Filter the data below for the string "values" and copy each matching line.
-.-.-
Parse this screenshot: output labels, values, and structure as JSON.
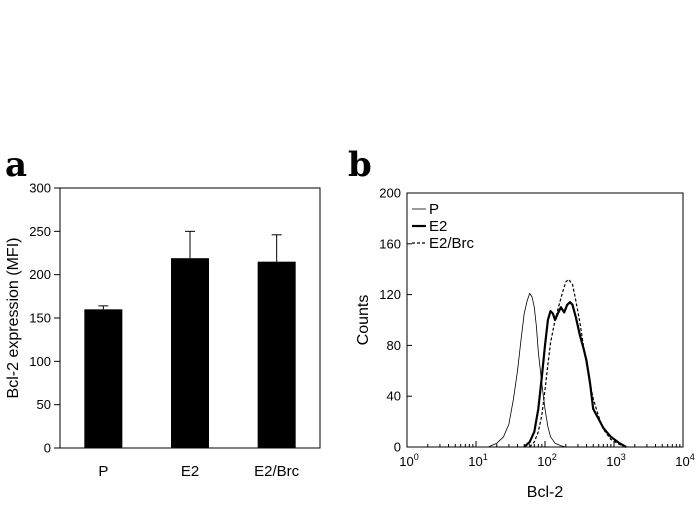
{
  "panels": [
    {
      "letter": "a"
    },
    {
      "letter": "b"
    }
  ],
  "chart_data": [
    {
      "type": "bar",
      "ylabel": "Bcl-2 expression (MFI)",
      "xlabel": "",
      "categories": [
        "P",
        "E2",
        "E2/Brc"
      ],
      "values": [
        160,
        219,
        215
      ],
      "error_plus": [
        4,
        31,
        31
      ],
      "ylim": [
        0,
        300
      ],
      "yticks": [
        0,
        50,
        100,
        150,
        200,
        250,
        300
      ],
      "bar_color": "#000000",
      "grid": false
    },
    {
      "type": "line",
      "xlabel": "Bcl-2",
      "ylabel": "Counts",
      "x_scale": "log",
      "xlim": [
        1,
        10000
      ],
      "xtick_labels": [
        {
          "base": "10",
          "exp": "0"
        },
        {
          "base": "10",
          "exp": "1"
        },
        {
          "base": "10",
          "exp": "2"
        },
        {
          "base": "10",
          "exp": "3"
        },
        {
          "base": "10",
          "exp": "4"
        }
      ],
      "ylim": [
        0,
        200
      ],
      "yticks": [
        0,
        40,
        80,
        120,
        160,
        200
      ],
      "legend": {
        "placement": "top-left"
      },
      "grid": false,
      "series": [
        {
          "name": "P",
          "style": "thin",
          "x": [
            15,
            20,
            25,
            30,
            35,
            40,
            45,
            50,
            55,
            60,
            65,
            70,
            75,
            80,
            90,
            100,
            110,
            120,
            140,
            170,
            200
          ],
          "y": [
            0,
            3,
            8,
            18,
            38,
            60,
            85,
            105,
            115,
            121,
            118,
            110,
            95,
            75,
            50,
            30,
            16,
            8,
            3,
            1,
            0
          ]
        },
        {
          "name": "E2",
          "style": "thick",
          "x": [
            50,
            60,
            70,
            80,
            90,
            100,
            110,
            120,
            130,
            140,
            150,
            170,
            190,
            210,
            230,
            250,
            280,
            320,
            360,
            400,
            450,
            500,
            600,
            700,
            900,
            1200,
            1500
          ],
          "y": [
            0,
            4,
            12,
            30,
            55,
            80,
            100,
            107,
            105,
            100,
            104,
            110,
            106,
            112,
            114,
            112,
            102,
            88,
            78,
            68,
            50,
            30,
            22,
            15,
            8,
            3,
            0
          ]
        },
        {
          "name": "E2/Brc",
          "style": "dotted",
          "x": [
            60,
            70,
            80,
            90,
            100,
            110,
            120,
            140,
            160,
            180,
            200,
            220,
            250,
            280,
            320,
            360,
            400,
            450,
            500,
            600,
            700,
            900,
            1200,
            1500
          ],
          "y": [
            0,
            4,
            12,
            25,
            45,
            65,
            82,
            100,
            112,
            122,
            130,
            132,
            128,
            115,
            98,
            80,
            65,
            50,
            38,
            24,
            14,
            6,
            2,
            0
          ]
        }
      ]
    }
  ]
}
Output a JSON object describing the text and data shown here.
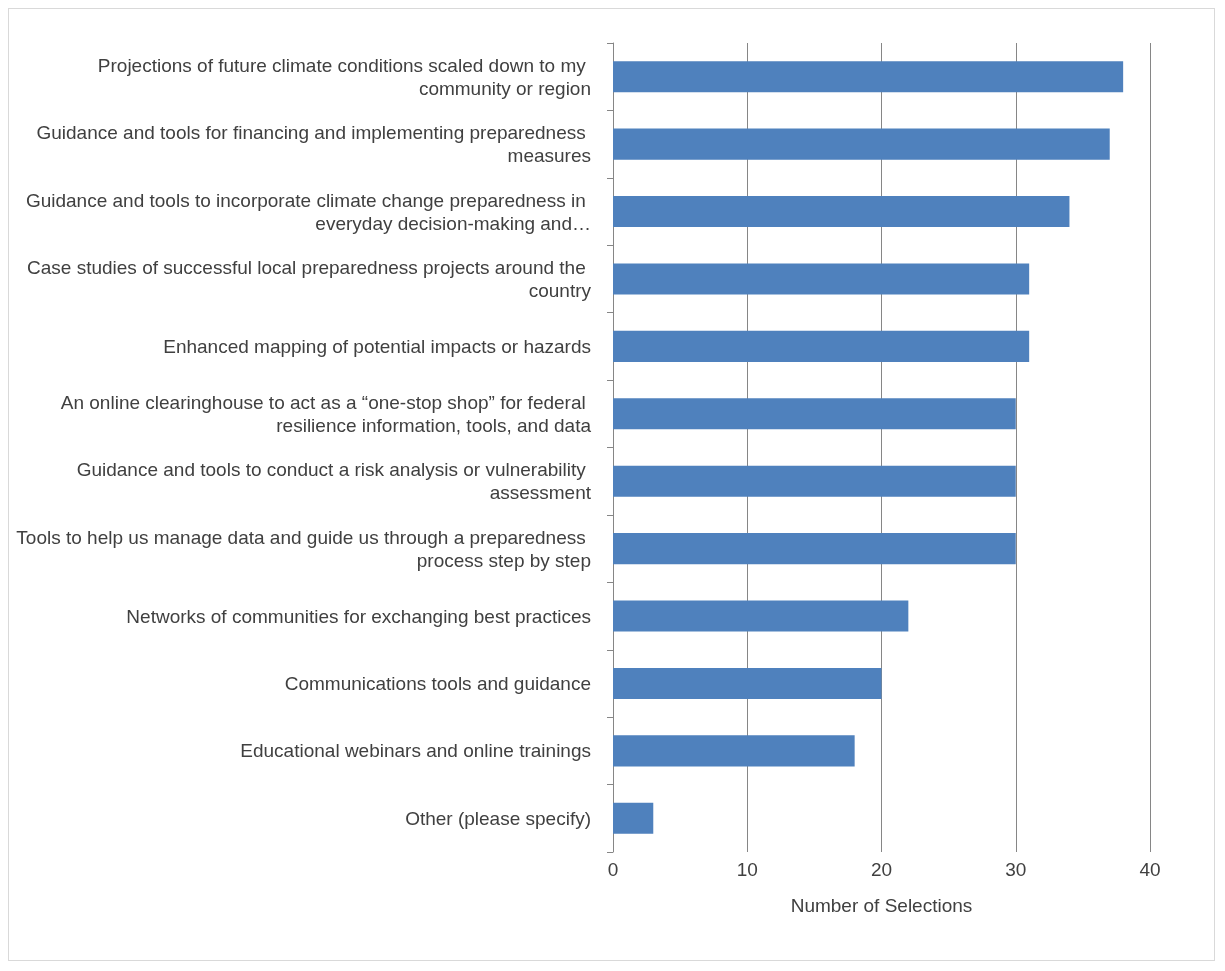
-.-.-
* **Final result**:
Parse this screenshot: output labels, values, and structure as JSON.
      "values": [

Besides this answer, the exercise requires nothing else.